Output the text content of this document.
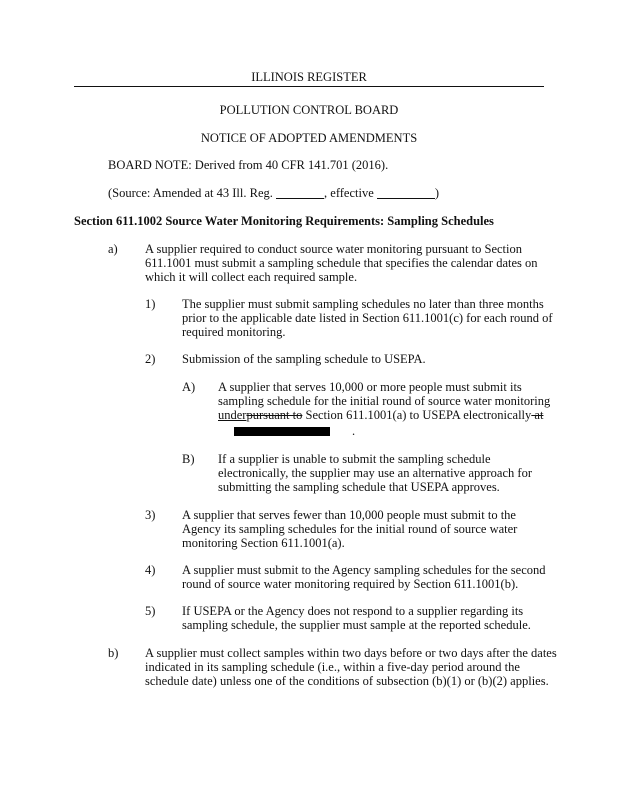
ILLINOIS REGISTER
POLLUTION CONTROL BOARD
NOTICE OF ADOPTED AMENDMENTS
BOARD NOTE: Derived from 40 CFR 141.701 (2016).
(Source: Amended at 43 Ill. Reg.	, effective	)
Section 611.1002 Source Water Monitoring Requirements: Sampling Schedules
a) A supplier required to conduct source water monitoring pursuant to Section
611.1001 must submit a sampling schedule that specifies the calendar dates on
which it will collect each required sample.
1) The supplier must submit sampling schedules no later than three months
prior to the applicable date listed in Section 611.1001(c) for each round of
required monitoring.
2) Submission of the sampling schedule to USEPA.
A) A supplier that serves 10,000 or more people must submit its
sampling schedule for the initial round of source water monitoring
underpursuant to Section 611.1001(a) to USEPA electronically at
.
B) If a supplier is unable to submit the sampling schedule
electronically, the supplier may use an alternative approach for
submitting the sampling schedule that USEPA approves.
3) A supplier that serves fewer than 10,000 people must submit to the
Agency its sampling schedules for the initial round of source water
monitoring Section 611.1001(a).
4) A supplier must submit to the Agency sampling schedules for the second
round of source water monitoring required by Section 611.1001(b).
5) If USEPA or the Agency does not respond to a supplier regarding its
sampling schedule, the supplier must sample at the reported schedule.
b) A supplier must collect samples within two days before or two days after the dates
indicated in its sampling schedule (i.e., within a five-day period around the
schedule date) unless one of the conditions of subsection (b)(1) or (b)(2) applies.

________________________________________

• **REQUIREMENT**: In your copy of the listing above, reproduce each line exactly and omit all pictures.

• **ANSWER TO THIS TASK**:
Output the text content of this document.
ILLINOIS REGISTER
POLLUTION CONTROL BOARD
NOTICE OF ADOPTED AMENDMENTS
BOARD NOTE: Derived from 40 CFR 141.701 (2016).
(Source: Amended at 43 Ill. Reg.	, effective	)
Section 611.1002 Source Water Monitoring Requirements: Sampling Schedules
a) A supplier required to conduct source water monitoring pursuant to Section
611.1001 must submit a sampling schedule that specifies the calendar dates on
which it will collect each required sample.
1) The supplier must submit sampling schedules no later than three months
prior to the applicable date listed in Section 611.1001(c) for each round of
required monitoring.
2) Submission of the sampling schedule to USEPA.
A) A supplier that serves 10,000 or more people must submit its
sampling schedule for the initial round of source water monitoring
underpursuant to Section 611.1001(a) to USEPA electronically at
.
B) If a supplier is unable to submit the sampling schedule
electronically, the supplier may use an alternative approach for
submitting the sampling schedule that USEPA approves.
3) A supplier that serves fewer than 10,000 people must submit to the
Agency its sampling schedules for the initial round of source water
monitoring Section 611.1001(a).
4) A supplier must submit to the Agency sampling schedules for the second
round of source water monitoring required by Section 611.1001(b).
5) If USEPA or the Agency does not respond to a supplier regarding its
sampling schedule, the supplier must sample at the reported schedule.
b) A supplier must collect samples within two days before or two days after the dates
indicated in its sampling schedule (i.e., within a five-day period around the
schedule date) unless one of the conditions of subsection (b)(1) or (b)(2) applies.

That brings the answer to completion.